Task brief ▸
Reproduce the rows below, replacing "x-tick-label" with "year-tick-label" wherever it occurs and leaving everything else unchanged.

Material shown ▸
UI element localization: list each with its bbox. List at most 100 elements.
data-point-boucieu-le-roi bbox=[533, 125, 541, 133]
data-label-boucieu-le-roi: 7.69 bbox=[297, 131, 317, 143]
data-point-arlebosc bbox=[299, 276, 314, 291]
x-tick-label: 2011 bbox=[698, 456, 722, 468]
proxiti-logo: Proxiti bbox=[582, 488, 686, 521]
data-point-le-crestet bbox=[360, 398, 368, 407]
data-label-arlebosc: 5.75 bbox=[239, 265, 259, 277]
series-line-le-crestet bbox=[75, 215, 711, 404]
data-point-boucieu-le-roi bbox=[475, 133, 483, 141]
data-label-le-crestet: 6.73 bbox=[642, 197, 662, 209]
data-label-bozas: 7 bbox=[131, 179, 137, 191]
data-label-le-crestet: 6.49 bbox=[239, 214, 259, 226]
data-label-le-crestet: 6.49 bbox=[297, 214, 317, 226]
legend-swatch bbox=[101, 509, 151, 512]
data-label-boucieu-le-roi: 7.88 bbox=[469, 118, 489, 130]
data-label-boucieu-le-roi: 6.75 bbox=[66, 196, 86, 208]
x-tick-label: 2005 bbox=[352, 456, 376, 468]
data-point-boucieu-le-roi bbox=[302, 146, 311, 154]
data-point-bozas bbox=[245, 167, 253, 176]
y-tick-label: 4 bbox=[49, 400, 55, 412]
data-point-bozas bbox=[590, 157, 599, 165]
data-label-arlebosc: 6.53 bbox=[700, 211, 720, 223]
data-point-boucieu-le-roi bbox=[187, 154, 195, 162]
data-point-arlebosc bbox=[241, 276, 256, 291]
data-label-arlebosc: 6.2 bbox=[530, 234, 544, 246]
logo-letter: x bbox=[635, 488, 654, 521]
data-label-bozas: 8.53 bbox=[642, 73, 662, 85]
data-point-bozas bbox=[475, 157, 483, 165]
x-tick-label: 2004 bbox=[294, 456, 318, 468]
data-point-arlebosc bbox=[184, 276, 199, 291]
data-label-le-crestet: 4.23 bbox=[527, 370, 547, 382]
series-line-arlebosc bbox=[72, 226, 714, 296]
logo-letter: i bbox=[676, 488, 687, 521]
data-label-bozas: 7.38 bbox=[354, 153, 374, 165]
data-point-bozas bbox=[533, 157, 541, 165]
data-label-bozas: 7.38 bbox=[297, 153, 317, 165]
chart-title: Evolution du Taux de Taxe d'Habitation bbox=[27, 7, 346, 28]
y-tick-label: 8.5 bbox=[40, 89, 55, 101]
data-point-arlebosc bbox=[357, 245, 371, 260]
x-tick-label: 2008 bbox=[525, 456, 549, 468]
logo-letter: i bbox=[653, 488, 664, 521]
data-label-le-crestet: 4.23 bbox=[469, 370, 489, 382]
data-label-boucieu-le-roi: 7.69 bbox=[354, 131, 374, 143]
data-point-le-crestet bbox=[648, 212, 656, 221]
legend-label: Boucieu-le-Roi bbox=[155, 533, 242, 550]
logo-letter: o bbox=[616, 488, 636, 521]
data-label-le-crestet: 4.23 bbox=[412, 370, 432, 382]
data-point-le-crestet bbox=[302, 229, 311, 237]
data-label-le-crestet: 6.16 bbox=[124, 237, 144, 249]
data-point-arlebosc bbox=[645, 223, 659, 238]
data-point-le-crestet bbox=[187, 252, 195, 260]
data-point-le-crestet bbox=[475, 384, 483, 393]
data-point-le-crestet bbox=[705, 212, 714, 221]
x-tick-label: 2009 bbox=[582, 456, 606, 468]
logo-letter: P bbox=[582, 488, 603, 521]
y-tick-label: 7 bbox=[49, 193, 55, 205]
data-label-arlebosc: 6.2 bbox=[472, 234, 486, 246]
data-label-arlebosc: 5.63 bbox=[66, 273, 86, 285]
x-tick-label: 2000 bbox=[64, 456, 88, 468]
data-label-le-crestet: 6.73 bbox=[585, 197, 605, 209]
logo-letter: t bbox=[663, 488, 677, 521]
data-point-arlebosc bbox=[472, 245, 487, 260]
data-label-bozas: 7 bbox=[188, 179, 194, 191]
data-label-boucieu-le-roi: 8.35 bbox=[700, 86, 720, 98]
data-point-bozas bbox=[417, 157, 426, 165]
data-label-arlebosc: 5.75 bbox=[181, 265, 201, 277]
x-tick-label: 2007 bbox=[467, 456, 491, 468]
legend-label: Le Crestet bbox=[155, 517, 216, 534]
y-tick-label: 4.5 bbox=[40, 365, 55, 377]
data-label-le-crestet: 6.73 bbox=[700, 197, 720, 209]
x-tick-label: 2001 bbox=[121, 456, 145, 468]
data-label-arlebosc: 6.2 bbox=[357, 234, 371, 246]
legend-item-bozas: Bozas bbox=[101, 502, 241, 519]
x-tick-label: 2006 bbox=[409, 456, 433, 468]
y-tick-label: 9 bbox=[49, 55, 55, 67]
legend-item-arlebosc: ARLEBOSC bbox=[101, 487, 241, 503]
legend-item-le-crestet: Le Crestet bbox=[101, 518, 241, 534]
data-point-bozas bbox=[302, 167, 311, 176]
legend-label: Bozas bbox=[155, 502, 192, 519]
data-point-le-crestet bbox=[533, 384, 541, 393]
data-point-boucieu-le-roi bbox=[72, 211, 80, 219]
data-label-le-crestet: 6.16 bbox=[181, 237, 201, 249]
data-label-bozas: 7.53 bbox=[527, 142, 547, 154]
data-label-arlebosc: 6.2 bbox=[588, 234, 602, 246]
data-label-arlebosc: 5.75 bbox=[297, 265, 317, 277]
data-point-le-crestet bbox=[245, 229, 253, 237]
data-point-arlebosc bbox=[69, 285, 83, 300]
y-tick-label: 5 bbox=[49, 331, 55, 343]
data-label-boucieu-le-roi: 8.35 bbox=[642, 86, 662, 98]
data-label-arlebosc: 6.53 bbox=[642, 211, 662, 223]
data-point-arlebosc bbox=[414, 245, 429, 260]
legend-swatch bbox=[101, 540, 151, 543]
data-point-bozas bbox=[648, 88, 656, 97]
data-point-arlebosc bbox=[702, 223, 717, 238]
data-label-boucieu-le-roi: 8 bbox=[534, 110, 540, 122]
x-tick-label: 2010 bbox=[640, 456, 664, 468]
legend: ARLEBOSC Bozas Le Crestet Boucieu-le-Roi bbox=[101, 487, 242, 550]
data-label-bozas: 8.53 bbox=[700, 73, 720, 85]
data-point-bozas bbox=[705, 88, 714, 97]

Response to the task ▸
UI element localization: list each with its bbox. List at most 100 elements.
data-point-boucieu-le-roi bbox=[533, 125, 541, 133]
data-label-boucieu-le-roi: 7.69 bbox=[297, 131, 317, 143]
data-point-arlebosc bbox=[299, 276, 314, 291]
year-tick-label: 2011 bbox=[698, 456, 722, 468]
proxiti-logo: Proxiti bbox=[582, 488, 686, 521]
data-point-le-crestet bbox=[360, 398, 368, 407]
data-label-arlebosc: 5.75 bbox=[239, 265, 259, 277]
series-line-le-crestet bbox=[75, 215, 711, 404]
data-point-boucieu-le-roi bbox=[475, 133, 483, 141]
data-label-le-crestet: 6.73 bbox=[642, 197, 662, 209]
data-label-bozas: 7 bbox=[131, 179, 137, 191]
data-label-le-crestet: 6.49 bbox=[239, 214, 259, 226]
data-label-le-crestet: 6.49 bbox=[297, 214, 317, 226]
legend-swatch bbox=[101, 509, 151, 512]
data-label-boucieu-le-roi: 7.88 bbox=[469, 118, 489, 130]
data-label-boucieu-le-roi: 6.75 bbox=[66, 196, 86, 208]
year-tick-label: 2005 bbox=[352, 456, 376, 468]
data-point-boucieu-le-roi bbox=[302, 146, 311, 154]
data-point-bozas bbox=[245, 167, 253, 176]
y-tick-label: 4 bbox=[49, 400, 55, 412]
data-point-bozas bbox=[590, 157, 599, 165]
data-label-arlebosc: 6.53 bbox=[700, 211, 720, 223]
data-point-boucieu-le-roi bbox=[187, 154, 195, 162]
data-point-arlebosc bbox=[241, 276, 256, 291]
data-label-arlebosc: 6.2 bbox=[530, 234, 544, 246]
logo-letter: x bbox=[635, 488, 654, 521]
data-label-bozas: 8.53 bbox=[642, 73, 662, 85]
data-point-bozas bbox=[475, 157, 483, 165]
year-tick-label: 2004 bbox=[294, 456, 318, 468]
data-point-arlebosc bbox=[184, 276, 199, 291]
data-label-le-crestet: 4.23 bbox=[527, 370, 547, 382]
series-line-arlebosc bbox=[72, 226, 714, 296]
logo-letter: i bbox=[676, 488, 687, 521]
data-label-bozas: 7.38 bbox=[354, 153, 374, 165]
data-point-bozas bbox=[533, 157, 541, 165]
data-label-bozas: 7.38 bbox=[297, 153, 317, 165]
chart-title: Evolution du Taux de Taxe d'Habitation bbox=[27, 7, 346, 28]
y-tick-label: 8.5 bbox=[40, 89, 55, 101]
data-point-arlebosc bbox=[357, 245, 371, 260]
year-tick-label: 2008 bbox=[525, 456, 549, 468]
logo-letter: i bbox=[653, 488, 664, 521]
data-label-le-crestet: 4.23 bbox=[469, 370, 489, 382]
data-label-boucieu-le-roi: 7.69 bbox=[354, 131, 374, 143]
data-point-le-crestet bbox=[648, 212, 656, 221]
legend-label: Boucieu-le-Roi bbox=[155, 533, 242, 550]
logo-letter: o bbox=[616, 488, 636, 521]
data-label-le-crestet: 4.23 bbox=[412, 370, 432, 382]
data-point-le-crestet bbox=[302, 229, 311, 237]
data-label-le-crestet: 6.16 bbox=[124, 237, 144, 249]
data-point-arlebosc bbox=[645, 223, 659, 238]
data-point-le-crestet bbox=[187, 252, 195, 260]
data-point-le-crestet bbox=[475, 384, 483, 393]
data-point-le-crestet bbox=[705, 212, 714, 221]
year-tick-label: 2009 bbox=[582, 456, 606, 468]
logo-letter: P bbox=[582, 488, 603, 521]
y-tick-label: 7 bbox=[49, 193, 55, 205]
data-label-arlebosc: 6.2 bbox=[472, 234, 486, 246]
data-label-arlebosc: 5.63 bbox=[66, 273, 86, 285]
year-tick-label: 2000 bbox=[64, 456, 88, 468]
data-label-le-crestet: 6.73 bbox=[585, 197, 605, 209]
logo-letter: t bbox=[663, 488, 677, 521]
data-point-arlebosc bbox=[472, 245, 487, 260]
data-label-bozas: 7 bbox=[188, 179, 194, 191]
data-label-boucieu-le-roi: 8.35 bbox=[700, 86, 720, 98]
data-point-bozas bbox=[417, 157, 426, 165]
data-label-arlebosc: 5.75 bbox=[181, 265, 201, 277]
year-tick-label: 2007 bbox=[467, 456, 491, 468]
legend-label: Le Crestet bbox=[155, 517, 216, 534]
y-tick-label: 4.5 bbox=[40, 365, 55, 377]
data-label-le-crestet: 6.73 bbox=[700, 197, 720, 209]
year-tick-label: 2001 bbox=[121, 456, 145, 468]
data-label-arlebosc: 6.2 bbox=[357, 234, 371, 246]
legend-item-bozas: Bozas bbox=[101, 502, 241, 519]
year-tick-label: 2006 bbox=[409, 456, 433, 468]
y-tick-label: 9 bbox=[49, 55, 55, 67]
legend-item-arlebosc: ARLEBOSC bbox=[101, 487, 241, 503]
legend-item-le-crestet: Le Crestet bbox=[101, 518, 241, 534]
data-point-bozas bbox=[302, 167, 311, 176]
legend-label: Bozas bbox=[155, 502, 192, 519]
data-point-le-crestet bbox=[533, 384, 541, 393]
data-point-boucieu-le-roi bbox=[72, 211, 80, 219]
data-label-le-crestet: 6.16 bbox=[181, 237, 201, 249]
data-label-bozas: 7.53 bbox=[527, 142, 547, 154]
data-label-arlebosc: 6.2 bbox=[588, 234, 602, 246]
data-label-arlebosc: 5.75 bbox=[297, 265, 317, 277]
data-point-le-crestet bbox=[245, 229, 253, 237]
data-point-arlebosc bbox=[69, 285, 83, 300]
y-tick-label: 5 bbox=[49, 331, 55, 343]
data-label-boucieu-le-roi: 8.35 bbox=[642, 86, 662, 98]
data-label-arlebosc: 6.53 bbox=[642, 211, 662, 223]
data-point-arlebosc bbox=[414, 245, 429, 260]
legend-swatch bbox=[101, 540, 151, 543]
data-point-bozas bbox=[648, 88, 656, 97]
data-point-arlebosc bbox=[702, 223, 717, 238]
data-label-boucieu-le-roi: 8 bbox=[534, 110, 540, 122]
year-tick-label: 2010 bbox=[640, 456, 664, 468]
legend: ARLEBOSC Bozas Le Crestet Boucieu-le-Roi bbox=[101, 487, 242, 550]
data-label-bozas: 8.53 bbox=[700, 73, 720, 85]
data-point-bozas bbox=[705, 88, 714, 97]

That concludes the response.